--- Start ---

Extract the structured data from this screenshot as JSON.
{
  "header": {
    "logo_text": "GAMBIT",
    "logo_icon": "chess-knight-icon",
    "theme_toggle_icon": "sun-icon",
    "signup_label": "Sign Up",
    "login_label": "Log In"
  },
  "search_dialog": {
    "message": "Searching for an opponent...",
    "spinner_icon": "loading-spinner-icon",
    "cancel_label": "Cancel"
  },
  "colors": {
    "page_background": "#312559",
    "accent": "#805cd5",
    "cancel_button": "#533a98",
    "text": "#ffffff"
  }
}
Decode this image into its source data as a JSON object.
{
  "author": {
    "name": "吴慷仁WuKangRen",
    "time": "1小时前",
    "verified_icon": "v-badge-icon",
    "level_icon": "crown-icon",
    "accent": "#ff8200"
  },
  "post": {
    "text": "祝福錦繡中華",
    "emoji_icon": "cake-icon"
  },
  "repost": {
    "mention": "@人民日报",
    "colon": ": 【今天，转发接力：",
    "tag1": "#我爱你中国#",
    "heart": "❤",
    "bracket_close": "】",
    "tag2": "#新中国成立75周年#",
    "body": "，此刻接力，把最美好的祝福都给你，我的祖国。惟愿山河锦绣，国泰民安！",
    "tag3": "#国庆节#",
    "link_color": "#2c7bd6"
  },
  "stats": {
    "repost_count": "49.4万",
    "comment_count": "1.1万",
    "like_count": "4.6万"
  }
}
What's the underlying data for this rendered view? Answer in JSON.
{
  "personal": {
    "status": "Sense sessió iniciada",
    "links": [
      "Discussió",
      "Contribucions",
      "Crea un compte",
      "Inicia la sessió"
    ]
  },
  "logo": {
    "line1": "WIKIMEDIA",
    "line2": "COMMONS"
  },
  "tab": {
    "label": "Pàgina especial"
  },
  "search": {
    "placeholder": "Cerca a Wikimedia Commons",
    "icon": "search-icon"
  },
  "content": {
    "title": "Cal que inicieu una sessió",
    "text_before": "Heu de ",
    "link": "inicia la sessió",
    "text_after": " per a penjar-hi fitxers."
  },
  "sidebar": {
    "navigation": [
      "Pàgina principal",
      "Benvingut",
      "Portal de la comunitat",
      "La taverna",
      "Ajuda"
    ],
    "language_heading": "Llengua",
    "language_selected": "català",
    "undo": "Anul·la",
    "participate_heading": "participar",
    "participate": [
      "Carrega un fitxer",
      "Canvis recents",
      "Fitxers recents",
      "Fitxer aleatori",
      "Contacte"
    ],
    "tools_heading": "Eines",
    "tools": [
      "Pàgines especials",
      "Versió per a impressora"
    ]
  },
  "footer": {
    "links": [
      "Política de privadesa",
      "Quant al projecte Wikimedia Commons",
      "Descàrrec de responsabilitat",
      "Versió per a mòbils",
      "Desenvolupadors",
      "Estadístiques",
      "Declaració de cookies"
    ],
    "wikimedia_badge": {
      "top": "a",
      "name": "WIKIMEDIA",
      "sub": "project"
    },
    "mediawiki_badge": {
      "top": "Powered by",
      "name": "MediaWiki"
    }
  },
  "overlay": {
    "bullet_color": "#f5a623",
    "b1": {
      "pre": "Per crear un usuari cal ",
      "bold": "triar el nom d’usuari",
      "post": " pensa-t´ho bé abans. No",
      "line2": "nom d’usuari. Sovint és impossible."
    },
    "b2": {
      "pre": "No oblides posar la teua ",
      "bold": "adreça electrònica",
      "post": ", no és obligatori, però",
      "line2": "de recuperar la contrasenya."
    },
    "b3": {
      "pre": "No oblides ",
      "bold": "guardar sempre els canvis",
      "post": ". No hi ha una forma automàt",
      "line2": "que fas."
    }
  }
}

--- End ---

WHAT YOU WILL DO: Each line of the material should be echoed exactly.

OUTPUT FOR THIS TASK:
Extract the structured data from this screenshot as JSON.
{
  "header": {
    "logo_text": "GAMBIT",
    "logo_icon": "chess-knight-icon",
    "theme_toggle_icon": "sun-icon",
    "signup_label": "Sign Up",
    "login_label": "Log In"
  },
  "search_dialog": {
    "message": "Searching for an opponent...",
    "spinner_icon": "loading-spinner-icon",
    "cancel_label": "Cancel"
  },
  "colors": {
    "page_background": "#312559",
    "accent": "#805cd5",
    "cancel_button": "#533a98",
    "text": "#ffffff"
  }
}
Decode this image into its source data as a JSON object.
{
  "author": {
    "name": "吴慷仁WuKangRen",
    "time": "1小时前",
    "verified_icon": "v-badge-icon",
    "level_icon": "crown-icon",
    "accent": "#ff8200"
  },
  "post": {
    "text": "祝福錦繡中華",
    "emoji_icon": "cake-icon"
  },
  "repost": {
    "mention": "@人民日报",
    "colon": ": 【今天，转发接力：",
    "tag1": "#我爱你中国#",
    "heart": "❤",
    "bracket_close": "】",
    "tag2": "#新中国成立75周年#",
    "body": "，此刻接力，把最美好的祝福都给你，我的祖国。惟愿山河锦绣，国泰民安！",
    "tag3": "#国庆节#",
    "link_color": "#2c7bd6"
  },
  "stats": {
    "repost_count": "49.4万",
    "comment_count": "1.1万",
    "like_count": "4.6万"
  }
}
What's the underlying data for this rendered view? Answer in JSON.
{
  "personal": {
    "status": "Sense sessió iniciada",
    "links": [
      "Discussió",
      "Contribucions",
      "Crea un compte",
      "Inicia la sessió"
    ]
  },
  "logo": {
    "line1": "WIKIMEDIA",
    "line2": "COMMONS"
  },
  "tab": {
    "label": "Pàgina especial"
  },
  "search": {
    "placeholder": "Cerca a Wikimedia Commons",
    "icon": "search-icon"
  },
  "content": {
    "title": "Cal que inicieu una sessió",
    "text_before": "Heu de ",
    "link": "inicia la sessió",
    "text_after": " per a penjar-hi fitxers."
  },
  "sidebar": {
    "navigation": [
      "Pàgina principal",
      "Benvingut",
      "Portal de la comunitat",
      "La taverna",
      "Ajuda"
    ],
    "language_heading": "Llengua",
    "language_selected": "català",
    "undo": "Anul·la",
    "participate_heading": "participar",
    "participate": [
      "Carrega un fitxer",
      "Canvis recents",
      "Fitxers recents",
      "Fitxer aleatori",
      "Contacte"
    ],
    "tools_heading": "Eines",
    "tools": [
      "Pàgines especials",
      "Versió per a impressora"
    ]
  },
  "footer": {
    "links": [
      "Política de privadesa",
      "Quant al projecte Wikimedia Commons",
      "Descàrrec de responsabilitat",
      "Versió per a mòbils",
      "Desenvolupadors",
      "Estadístiques",
      "Declaració de cookies"
    ],
    "wikimedia_badge": {
      "top": "a",
      "name": "WIKIMEDIA",
      "sub": "project"
    },
    "mediawiki_badge": {
      "top": "Powered by",
      "name": "MediaWiki"
    }
  },
  "overlay": {
    "bullet_color": "#f5a623",
    "b1": {
      "pre": "Per crear un usuari cal ",
      "bold": "triar el nom d’usuari",
      "post": " pensa-t´ho bé abans. No",
      "line2": "nom d’usuari. Sovint és impossible."
    },
    "b2": {
      "pre": "No oblides posar la teua ",
      "bold": "adreça electrònica",
      "post": ", no és obligatori, però",
      "line2": "de recuperar la contrasenya."
    },
    "b3": {
      "pre": "No oblides ",
      "bold": "guardar sempre els canvis",
      "post": ". No hi ha una forma automàt",
      "line2": "que fas."
    }
  }
}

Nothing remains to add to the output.